(PROVIDED MATERIAL):
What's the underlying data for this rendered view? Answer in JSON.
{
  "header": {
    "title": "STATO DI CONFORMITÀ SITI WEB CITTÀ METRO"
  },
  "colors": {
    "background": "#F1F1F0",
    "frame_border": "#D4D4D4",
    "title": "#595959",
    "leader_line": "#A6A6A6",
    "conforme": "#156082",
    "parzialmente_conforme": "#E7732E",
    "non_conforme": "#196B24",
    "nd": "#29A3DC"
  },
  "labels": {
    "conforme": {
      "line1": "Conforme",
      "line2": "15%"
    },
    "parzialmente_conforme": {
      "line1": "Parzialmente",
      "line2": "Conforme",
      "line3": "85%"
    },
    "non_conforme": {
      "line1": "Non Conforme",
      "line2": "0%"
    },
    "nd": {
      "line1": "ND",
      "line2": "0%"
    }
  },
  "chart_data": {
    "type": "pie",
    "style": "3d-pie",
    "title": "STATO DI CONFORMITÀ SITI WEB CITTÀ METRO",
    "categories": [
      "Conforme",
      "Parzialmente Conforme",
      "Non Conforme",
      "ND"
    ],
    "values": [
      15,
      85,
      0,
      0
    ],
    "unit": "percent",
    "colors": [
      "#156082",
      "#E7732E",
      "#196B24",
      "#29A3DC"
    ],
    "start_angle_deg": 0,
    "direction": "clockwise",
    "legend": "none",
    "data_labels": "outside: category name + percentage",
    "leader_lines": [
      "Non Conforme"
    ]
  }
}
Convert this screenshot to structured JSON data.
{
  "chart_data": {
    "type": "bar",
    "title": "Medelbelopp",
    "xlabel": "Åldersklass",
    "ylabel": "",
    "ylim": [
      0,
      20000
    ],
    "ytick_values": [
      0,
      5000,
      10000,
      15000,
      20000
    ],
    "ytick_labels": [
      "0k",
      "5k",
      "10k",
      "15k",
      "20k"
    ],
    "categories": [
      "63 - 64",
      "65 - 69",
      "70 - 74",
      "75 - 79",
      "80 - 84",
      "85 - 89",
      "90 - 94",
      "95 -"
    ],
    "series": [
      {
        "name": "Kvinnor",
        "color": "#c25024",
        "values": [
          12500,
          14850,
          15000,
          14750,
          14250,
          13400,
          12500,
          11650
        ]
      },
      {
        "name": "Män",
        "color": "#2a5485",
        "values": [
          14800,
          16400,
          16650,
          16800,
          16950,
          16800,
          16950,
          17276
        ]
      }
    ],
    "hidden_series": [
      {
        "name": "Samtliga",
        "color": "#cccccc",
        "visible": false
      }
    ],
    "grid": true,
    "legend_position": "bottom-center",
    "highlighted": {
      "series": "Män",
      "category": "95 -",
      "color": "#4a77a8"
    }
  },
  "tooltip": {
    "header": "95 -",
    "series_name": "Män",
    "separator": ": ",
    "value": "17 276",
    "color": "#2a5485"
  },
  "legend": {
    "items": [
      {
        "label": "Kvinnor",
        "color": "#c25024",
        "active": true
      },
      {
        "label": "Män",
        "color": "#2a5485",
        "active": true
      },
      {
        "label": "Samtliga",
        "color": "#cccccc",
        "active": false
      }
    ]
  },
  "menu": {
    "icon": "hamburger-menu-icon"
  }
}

(PROBLEM): Write out the data exactly as it stands.

(SOLUTION):
What's the underlying data for this rendered view? Answer in JSON.
{
  "header": {
    "title": "STATO DI CONFORMITÀ SITI WEB CITTÀ METRO"
  },
  "colors": {
    "background": "#F1F1F0",
    "frame_border": "#D4D4D4",
    "title": "#595959",
    "leader_line": "#A6A6A6",
    "conforme": "#156082",
    "parzialmente_conforme": "#E7732E",
    "non_conforme": "#196B24",
    "nd": "#29A3DC"
  },
  "labels": {
    "conforme": {
      "line1": "Conforme",
      "line2": "15%"
    },
    "parzialmente_conforme": {
      "line1": "Parzialmente",
      "line2": "Conforme",
      "line3": "85%"
    },
    "non_conforme": {
      "line1": "Non Conforme",
      "line2": "0%"
    },
    "nd": {
      "line1": "ND",
      "line2": "0%"
    }
  },
  "chart_data": {
    "type": "pie",
    "style": "3d-pie",
    "title": "STATO DI CONFORMITÀ SITI WEB CITTÀ METRO",
    "categories": [
      "Conforme",
      "Parzialmente Conforme",
      "Non Conforme",
      "ND"
    ],
    "values": [
      15,
      85,
      0,
      0
    ],
    "unit": "percent",
    "colors": [
      "#156082",
      "#E7732E",
      "#196B24",
      "#29A3DC"
    ],
    "start_angle_deg": 0,
    "direction": "clockwise",
    "legend": "none",
    "data_labels": "outside: category name + percentage",
    "leader_lines": [
      "Non Conforme"
    ]
  }
}
Convert this screenshot to structured JSON data.
{
  "chart_data": {
    "type": "bar",
    "title": "Medelbelopp",
    "xlabel": "Åldersklass",
    "ylabel": "",
    "ylim": [
      0,
      20000
    ],
    "ytick_values": [
      0,
      5000,
      10000,
      15000,
      20000
    ],
    "ytick_labels": [
      "0k",
      "5k",
      "10k",
      "15k",
      "20k"
    ],
    "categories": [
      "63 - 64",
      "65 - 69",
      "70 - 74",
      "75 - 79",
      "80 - 84",
      "85 - 89",
      "90 - 94",
      "95 -"
    ],
    "series": [
      {
        "name": "Kvinnor",
        "color": "#c25024",
        "values": [
          12500,
          14850,
          15000,
          14750,
          14250,
          13400,
          12500,
          11650
        ]
      },
      {
        "name": "Män",
        "color": "#2a5485",
        "values": [
          14800,
          16400,
          16650,
          16800,
          16950,
          16800,
          16950,
          17276
        ]
      }
    ],
    "hidden_series": [
      {
        "name": "Samtliga",
        "color": "#cccccc",
        "visible": false
      }
    ],
    "grid": true,
    "legend_position": "bottom-center",
    "highlighted": {
      "series": "Män",
      "category": "95 -",
      "color": "#4a77a8"
    }
  },
  "tooltip": {
    "header": "95 -",
    "series_name": "Män",
    "separator": ": ",
    "value": "17 276",
    "color": "#2a5485"
  },
  "legend": {
    "items": [
      {
        "label": "Kvinnor",
        "color": "#c25024",
        "active": true
      },
      {
        "label": "Män",
        "color": "#2a5485",
        "active": true
      },
      {
        "label": "Samtliga",
        "color": "#cccccc",
        "active": false
      }
    ]
  },
  "menu": {
    "icon": "hamburger-menu-icon"
  }
}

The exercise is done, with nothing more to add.